Given task: Of all the lines in these entries, how many contain the string "Twin"? Give only that count.

Available records:

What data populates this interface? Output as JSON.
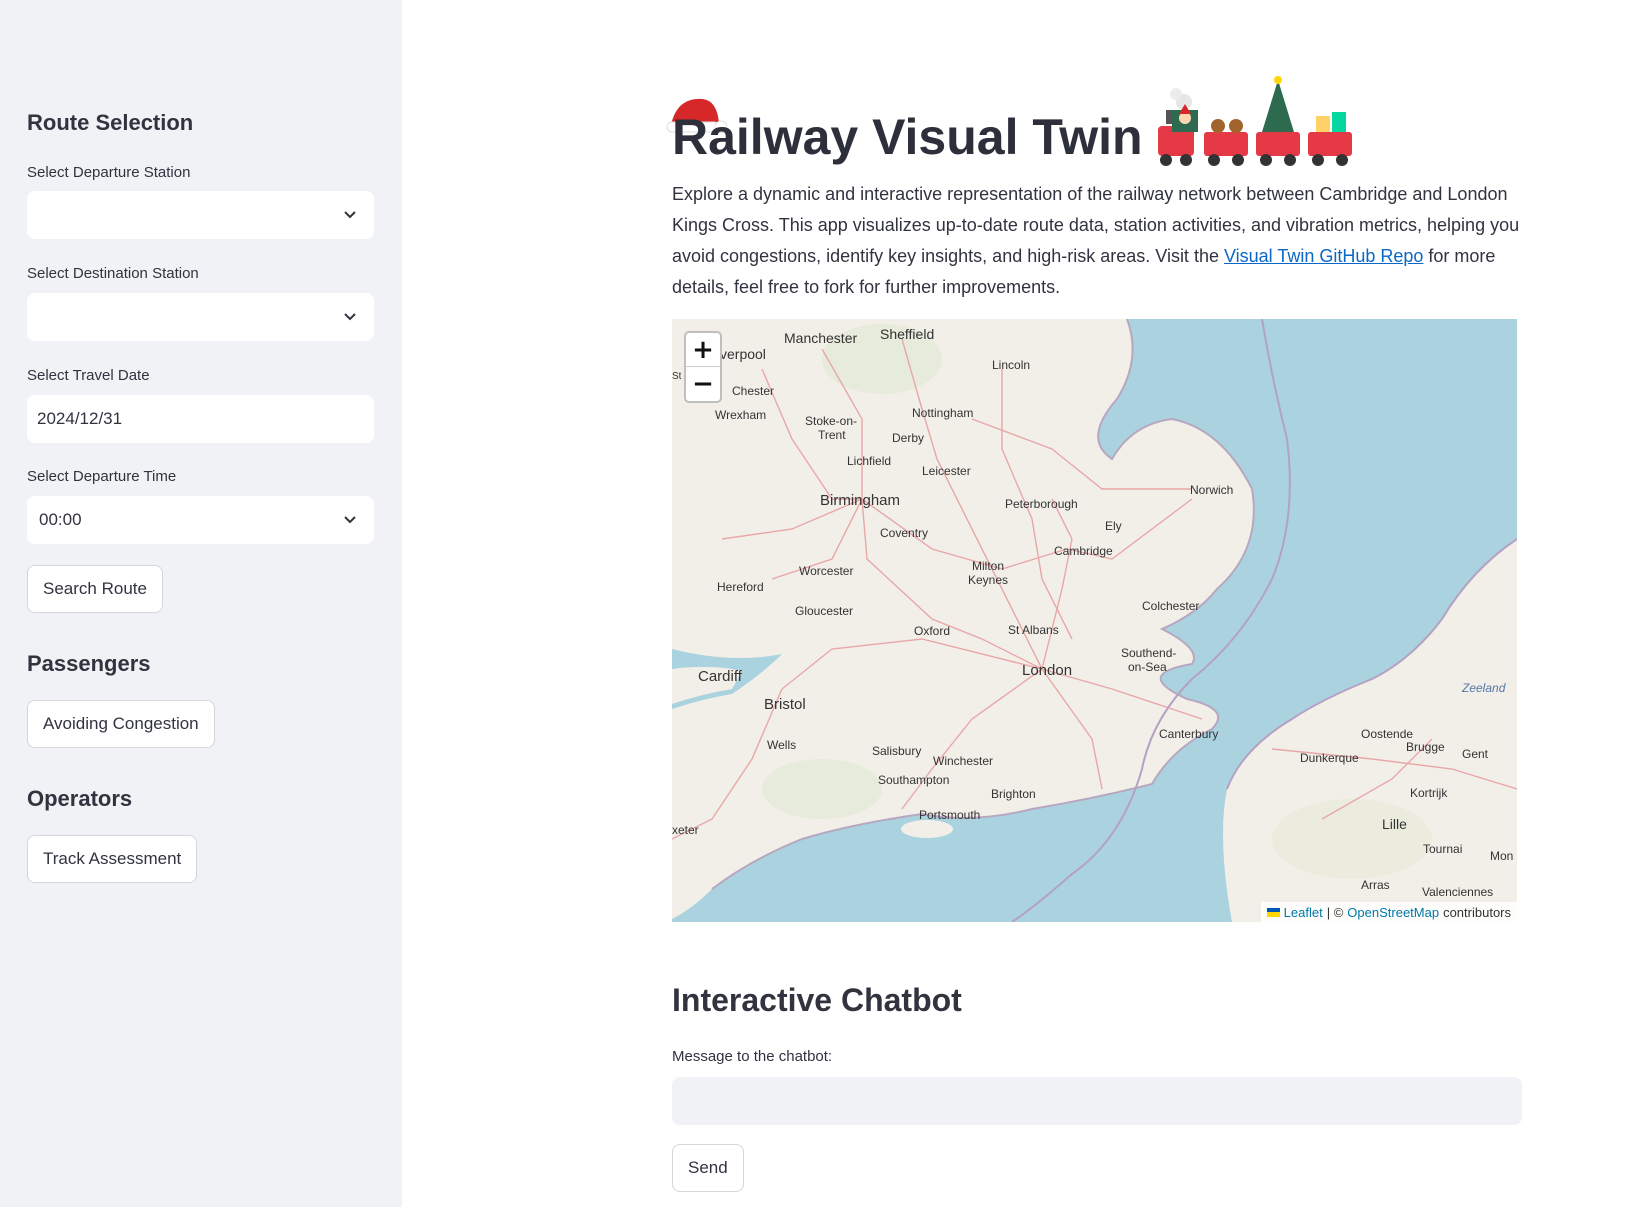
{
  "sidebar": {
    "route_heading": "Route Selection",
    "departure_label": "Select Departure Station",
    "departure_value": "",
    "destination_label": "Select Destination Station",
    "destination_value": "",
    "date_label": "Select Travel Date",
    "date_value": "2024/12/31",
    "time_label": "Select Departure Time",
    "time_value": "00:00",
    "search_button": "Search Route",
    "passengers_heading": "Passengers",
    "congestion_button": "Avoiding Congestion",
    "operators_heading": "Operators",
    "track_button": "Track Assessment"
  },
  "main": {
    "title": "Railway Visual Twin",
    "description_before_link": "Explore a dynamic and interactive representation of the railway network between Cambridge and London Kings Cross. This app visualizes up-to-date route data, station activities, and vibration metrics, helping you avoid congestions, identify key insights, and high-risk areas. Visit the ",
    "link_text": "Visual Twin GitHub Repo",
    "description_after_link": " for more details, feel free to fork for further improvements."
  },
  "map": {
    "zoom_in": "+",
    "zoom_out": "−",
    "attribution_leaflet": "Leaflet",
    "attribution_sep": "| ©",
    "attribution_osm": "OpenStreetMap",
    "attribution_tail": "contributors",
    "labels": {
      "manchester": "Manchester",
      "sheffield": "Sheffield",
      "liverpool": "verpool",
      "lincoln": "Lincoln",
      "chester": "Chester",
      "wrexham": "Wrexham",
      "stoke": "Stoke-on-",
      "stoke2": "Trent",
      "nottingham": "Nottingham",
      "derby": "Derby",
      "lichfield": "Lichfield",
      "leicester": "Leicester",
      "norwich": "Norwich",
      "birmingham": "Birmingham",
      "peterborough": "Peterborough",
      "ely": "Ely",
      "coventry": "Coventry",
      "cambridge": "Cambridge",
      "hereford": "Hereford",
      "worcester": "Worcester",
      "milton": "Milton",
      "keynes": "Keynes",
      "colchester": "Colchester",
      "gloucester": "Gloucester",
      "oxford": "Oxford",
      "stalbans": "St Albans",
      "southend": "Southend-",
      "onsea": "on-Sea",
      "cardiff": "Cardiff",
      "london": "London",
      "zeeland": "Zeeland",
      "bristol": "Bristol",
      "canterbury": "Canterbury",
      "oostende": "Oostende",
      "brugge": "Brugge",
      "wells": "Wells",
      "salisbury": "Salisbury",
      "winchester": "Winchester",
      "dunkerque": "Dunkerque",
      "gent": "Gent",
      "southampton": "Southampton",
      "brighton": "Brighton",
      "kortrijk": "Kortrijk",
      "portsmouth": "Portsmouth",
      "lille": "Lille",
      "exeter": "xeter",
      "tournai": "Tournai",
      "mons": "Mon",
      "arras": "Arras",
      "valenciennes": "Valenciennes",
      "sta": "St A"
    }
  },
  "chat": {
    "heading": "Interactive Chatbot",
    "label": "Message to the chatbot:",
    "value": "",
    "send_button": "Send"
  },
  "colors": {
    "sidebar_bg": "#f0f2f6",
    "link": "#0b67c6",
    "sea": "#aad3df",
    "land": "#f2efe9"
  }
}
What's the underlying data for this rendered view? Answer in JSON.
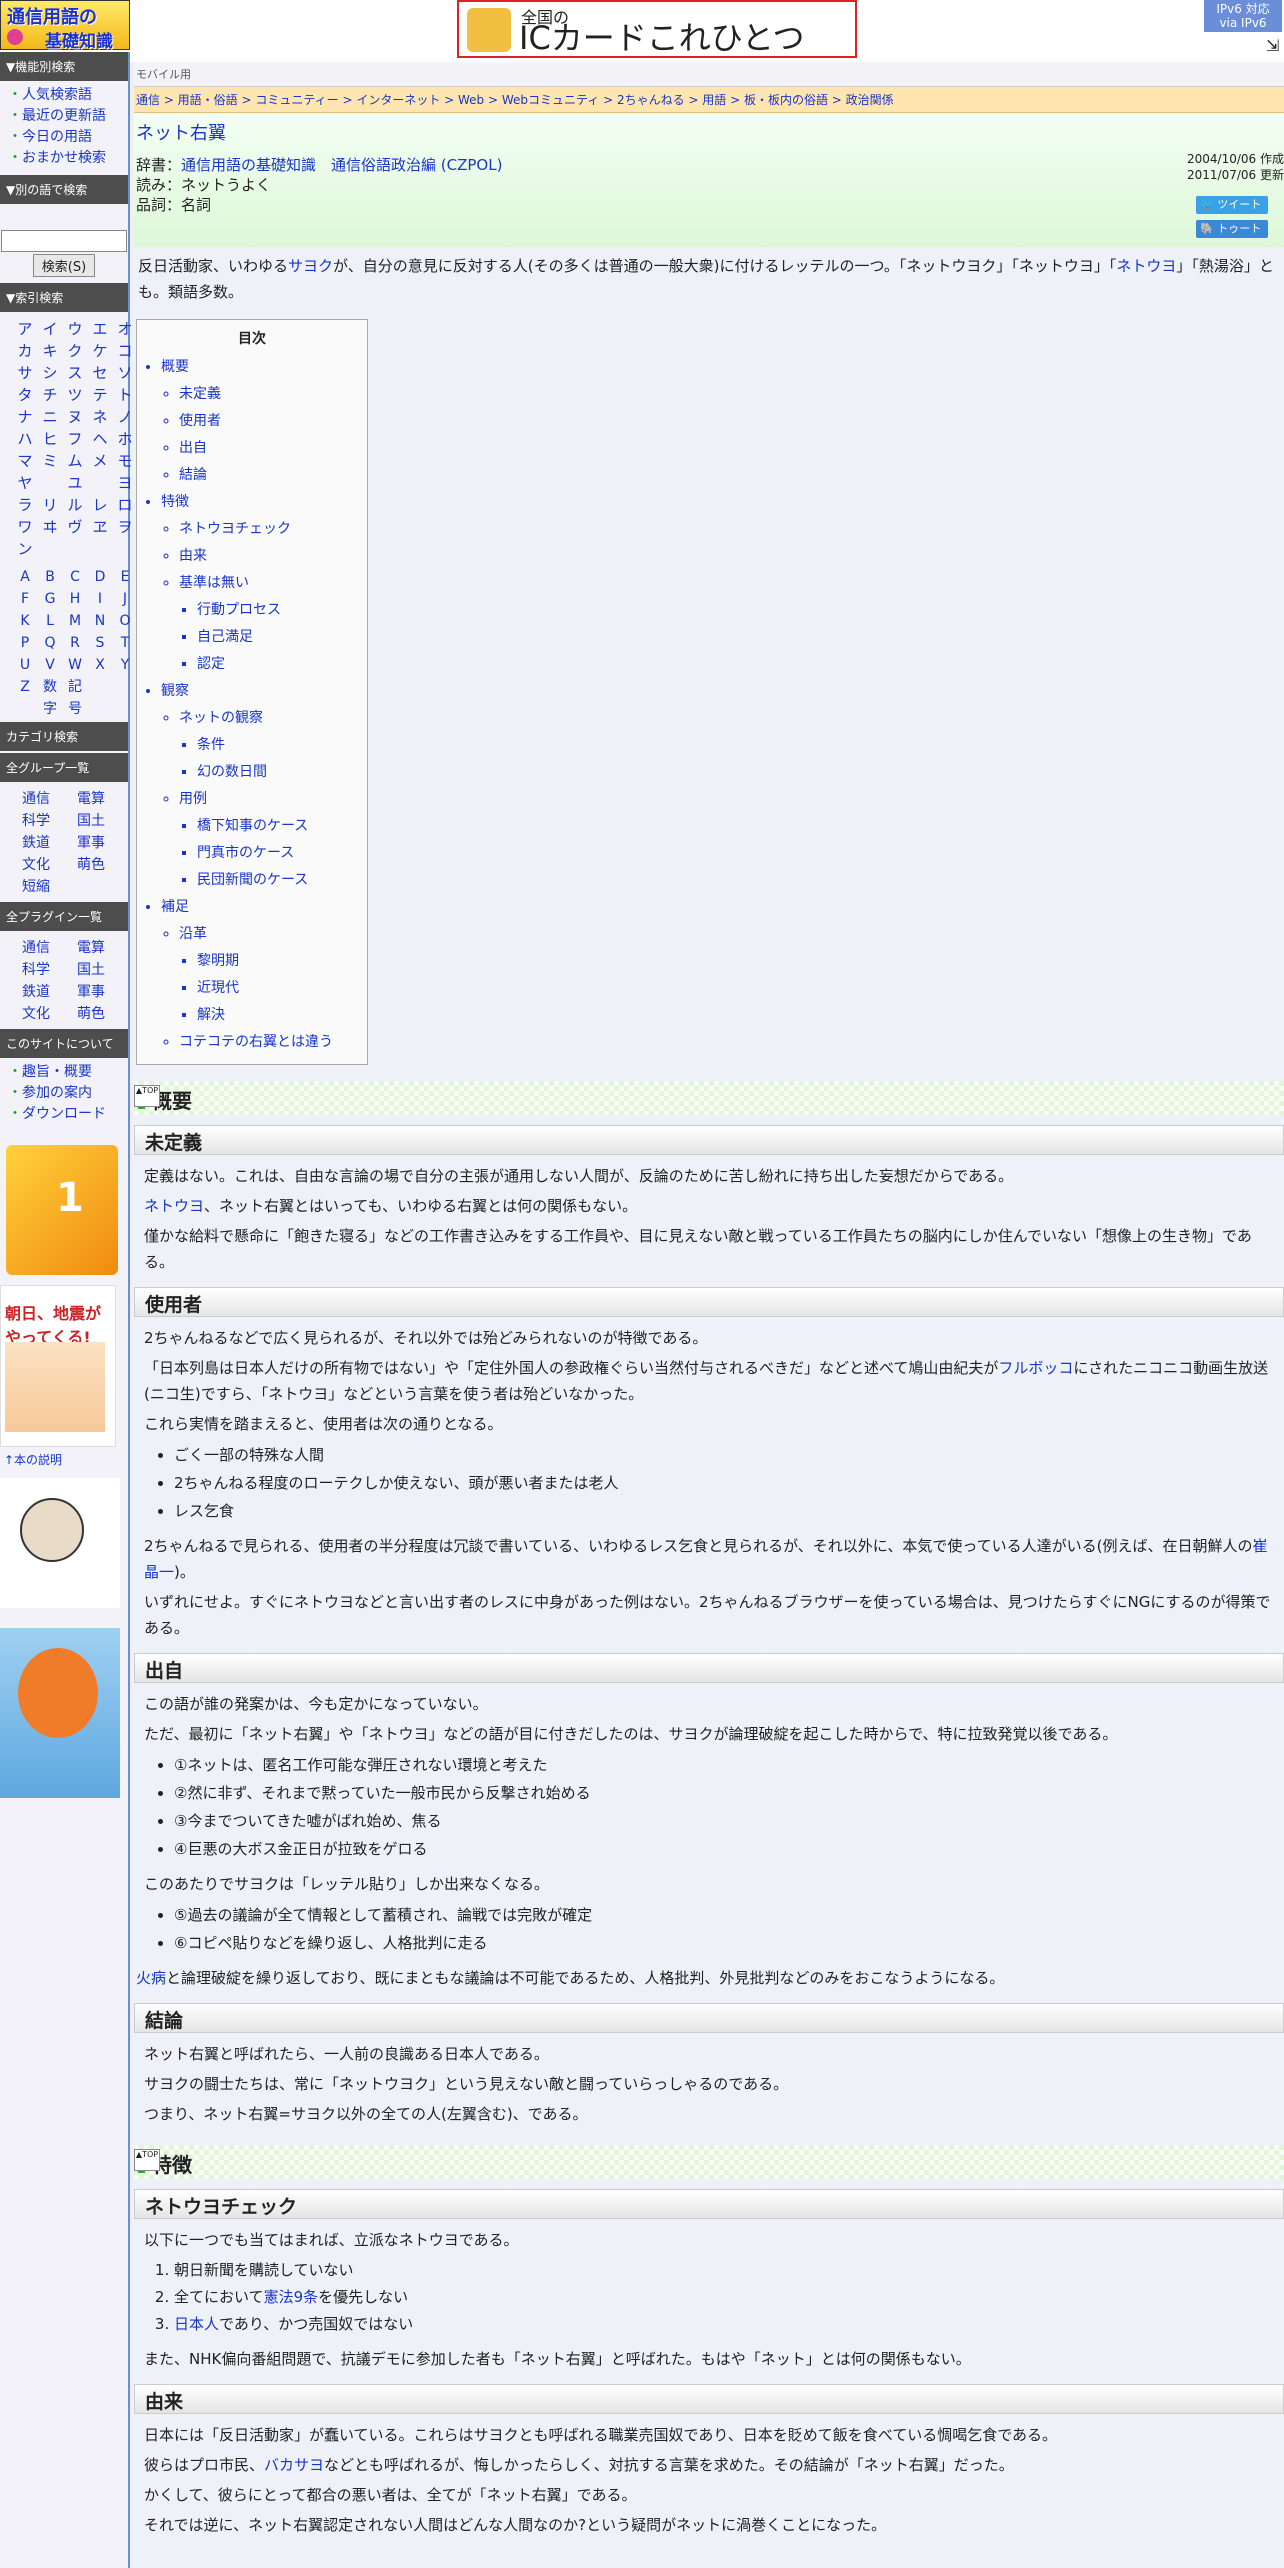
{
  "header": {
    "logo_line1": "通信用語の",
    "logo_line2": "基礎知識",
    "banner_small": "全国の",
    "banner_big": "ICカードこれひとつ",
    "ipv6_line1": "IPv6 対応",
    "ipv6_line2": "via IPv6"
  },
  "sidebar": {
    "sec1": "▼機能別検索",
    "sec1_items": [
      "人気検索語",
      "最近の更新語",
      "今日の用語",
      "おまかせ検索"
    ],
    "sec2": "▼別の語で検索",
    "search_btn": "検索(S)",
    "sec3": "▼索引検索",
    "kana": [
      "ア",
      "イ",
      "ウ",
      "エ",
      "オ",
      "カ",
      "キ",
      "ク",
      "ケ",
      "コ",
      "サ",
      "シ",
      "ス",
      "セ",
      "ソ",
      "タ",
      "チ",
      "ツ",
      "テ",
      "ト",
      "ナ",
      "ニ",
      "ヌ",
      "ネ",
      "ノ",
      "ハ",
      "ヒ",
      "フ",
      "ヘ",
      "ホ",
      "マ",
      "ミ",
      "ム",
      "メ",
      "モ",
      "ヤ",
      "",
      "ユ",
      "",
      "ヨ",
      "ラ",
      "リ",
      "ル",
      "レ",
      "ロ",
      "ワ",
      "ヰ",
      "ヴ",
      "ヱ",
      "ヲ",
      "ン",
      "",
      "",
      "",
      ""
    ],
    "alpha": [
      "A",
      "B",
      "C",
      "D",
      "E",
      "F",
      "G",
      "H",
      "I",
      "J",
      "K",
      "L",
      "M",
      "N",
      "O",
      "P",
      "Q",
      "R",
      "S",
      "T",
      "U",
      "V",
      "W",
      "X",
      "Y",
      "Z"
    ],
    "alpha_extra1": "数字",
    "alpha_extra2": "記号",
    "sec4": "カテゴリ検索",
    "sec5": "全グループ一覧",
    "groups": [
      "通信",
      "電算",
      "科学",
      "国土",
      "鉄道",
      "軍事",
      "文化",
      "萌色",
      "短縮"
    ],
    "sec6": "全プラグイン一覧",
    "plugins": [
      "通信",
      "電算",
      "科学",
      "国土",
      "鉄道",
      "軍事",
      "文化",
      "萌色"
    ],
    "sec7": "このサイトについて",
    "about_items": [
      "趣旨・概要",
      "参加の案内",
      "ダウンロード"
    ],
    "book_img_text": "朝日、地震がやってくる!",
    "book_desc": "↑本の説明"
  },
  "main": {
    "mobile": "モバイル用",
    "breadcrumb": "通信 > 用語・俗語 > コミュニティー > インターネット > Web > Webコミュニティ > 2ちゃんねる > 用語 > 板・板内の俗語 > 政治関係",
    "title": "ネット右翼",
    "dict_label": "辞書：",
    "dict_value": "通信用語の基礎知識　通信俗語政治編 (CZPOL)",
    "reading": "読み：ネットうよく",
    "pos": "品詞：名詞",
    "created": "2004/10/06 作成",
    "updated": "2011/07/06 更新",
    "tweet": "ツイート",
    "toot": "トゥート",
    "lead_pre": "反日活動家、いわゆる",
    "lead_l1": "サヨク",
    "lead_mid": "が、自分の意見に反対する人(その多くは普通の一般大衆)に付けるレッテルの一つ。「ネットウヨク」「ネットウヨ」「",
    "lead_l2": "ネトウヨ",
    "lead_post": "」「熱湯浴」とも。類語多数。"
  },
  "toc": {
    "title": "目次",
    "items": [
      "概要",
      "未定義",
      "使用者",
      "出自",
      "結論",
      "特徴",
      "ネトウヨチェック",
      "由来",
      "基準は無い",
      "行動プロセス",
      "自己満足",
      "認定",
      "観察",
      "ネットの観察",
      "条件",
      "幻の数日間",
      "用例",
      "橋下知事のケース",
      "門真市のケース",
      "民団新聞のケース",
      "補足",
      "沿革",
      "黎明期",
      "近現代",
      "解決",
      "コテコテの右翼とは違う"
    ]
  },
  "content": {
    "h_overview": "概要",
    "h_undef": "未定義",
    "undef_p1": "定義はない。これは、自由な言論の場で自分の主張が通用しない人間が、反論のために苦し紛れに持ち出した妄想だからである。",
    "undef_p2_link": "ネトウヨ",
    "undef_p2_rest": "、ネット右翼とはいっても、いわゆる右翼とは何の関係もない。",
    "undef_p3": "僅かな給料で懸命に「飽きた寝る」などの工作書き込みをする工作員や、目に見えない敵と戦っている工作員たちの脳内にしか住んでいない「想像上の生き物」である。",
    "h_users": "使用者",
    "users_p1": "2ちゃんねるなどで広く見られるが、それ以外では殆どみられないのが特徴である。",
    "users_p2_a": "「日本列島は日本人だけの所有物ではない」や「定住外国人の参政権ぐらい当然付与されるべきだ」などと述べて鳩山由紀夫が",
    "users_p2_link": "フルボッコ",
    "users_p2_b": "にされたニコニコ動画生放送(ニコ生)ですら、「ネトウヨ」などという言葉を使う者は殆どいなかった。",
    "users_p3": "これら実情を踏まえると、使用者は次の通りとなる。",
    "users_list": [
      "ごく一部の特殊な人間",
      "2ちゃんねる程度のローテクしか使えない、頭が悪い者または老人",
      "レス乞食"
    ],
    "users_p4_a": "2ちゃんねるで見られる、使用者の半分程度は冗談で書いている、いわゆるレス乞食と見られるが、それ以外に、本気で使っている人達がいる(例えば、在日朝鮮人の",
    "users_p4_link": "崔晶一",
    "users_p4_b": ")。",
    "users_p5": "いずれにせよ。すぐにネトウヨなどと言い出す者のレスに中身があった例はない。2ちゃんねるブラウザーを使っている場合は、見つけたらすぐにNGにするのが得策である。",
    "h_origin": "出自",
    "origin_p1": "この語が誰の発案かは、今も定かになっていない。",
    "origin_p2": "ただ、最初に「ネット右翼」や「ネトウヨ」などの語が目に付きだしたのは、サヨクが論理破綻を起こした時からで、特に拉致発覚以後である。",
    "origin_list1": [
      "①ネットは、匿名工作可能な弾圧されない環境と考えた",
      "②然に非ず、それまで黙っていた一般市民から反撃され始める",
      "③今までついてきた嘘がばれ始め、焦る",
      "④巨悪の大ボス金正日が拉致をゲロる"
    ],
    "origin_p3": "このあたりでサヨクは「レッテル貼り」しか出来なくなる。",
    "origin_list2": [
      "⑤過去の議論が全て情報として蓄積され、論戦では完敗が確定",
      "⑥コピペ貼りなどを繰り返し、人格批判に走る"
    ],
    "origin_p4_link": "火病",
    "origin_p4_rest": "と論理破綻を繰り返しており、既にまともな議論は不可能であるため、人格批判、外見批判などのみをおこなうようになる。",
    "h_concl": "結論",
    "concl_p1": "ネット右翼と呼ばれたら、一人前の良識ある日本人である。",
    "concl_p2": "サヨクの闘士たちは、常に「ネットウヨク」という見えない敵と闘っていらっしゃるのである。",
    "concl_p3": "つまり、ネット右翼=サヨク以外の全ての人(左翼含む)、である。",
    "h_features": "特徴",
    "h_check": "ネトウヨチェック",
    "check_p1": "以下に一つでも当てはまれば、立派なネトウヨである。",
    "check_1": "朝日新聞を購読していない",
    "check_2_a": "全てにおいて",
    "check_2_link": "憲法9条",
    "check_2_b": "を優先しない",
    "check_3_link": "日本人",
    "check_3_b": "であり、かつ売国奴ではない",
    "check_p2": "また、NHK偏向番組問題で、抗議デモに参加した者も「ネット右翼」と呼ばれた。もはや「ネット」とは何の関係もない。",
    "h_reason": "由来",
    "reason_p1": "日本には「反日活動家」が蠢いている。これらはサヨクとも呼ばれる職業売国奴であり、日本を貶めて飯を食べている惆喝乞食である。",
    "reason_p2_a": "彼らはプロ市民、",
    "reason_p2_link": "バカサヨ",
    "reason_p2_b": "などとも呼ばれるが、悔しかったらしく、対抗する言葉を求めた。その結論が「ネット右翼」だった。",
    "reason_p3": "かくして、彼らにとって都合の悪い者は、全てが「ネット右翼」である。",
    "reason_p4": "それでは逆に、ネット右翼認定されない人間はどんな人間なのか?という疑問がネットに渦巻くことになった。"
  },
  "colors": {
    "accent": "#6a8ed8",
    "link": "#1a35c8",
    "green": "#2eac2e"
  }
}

Output below: 2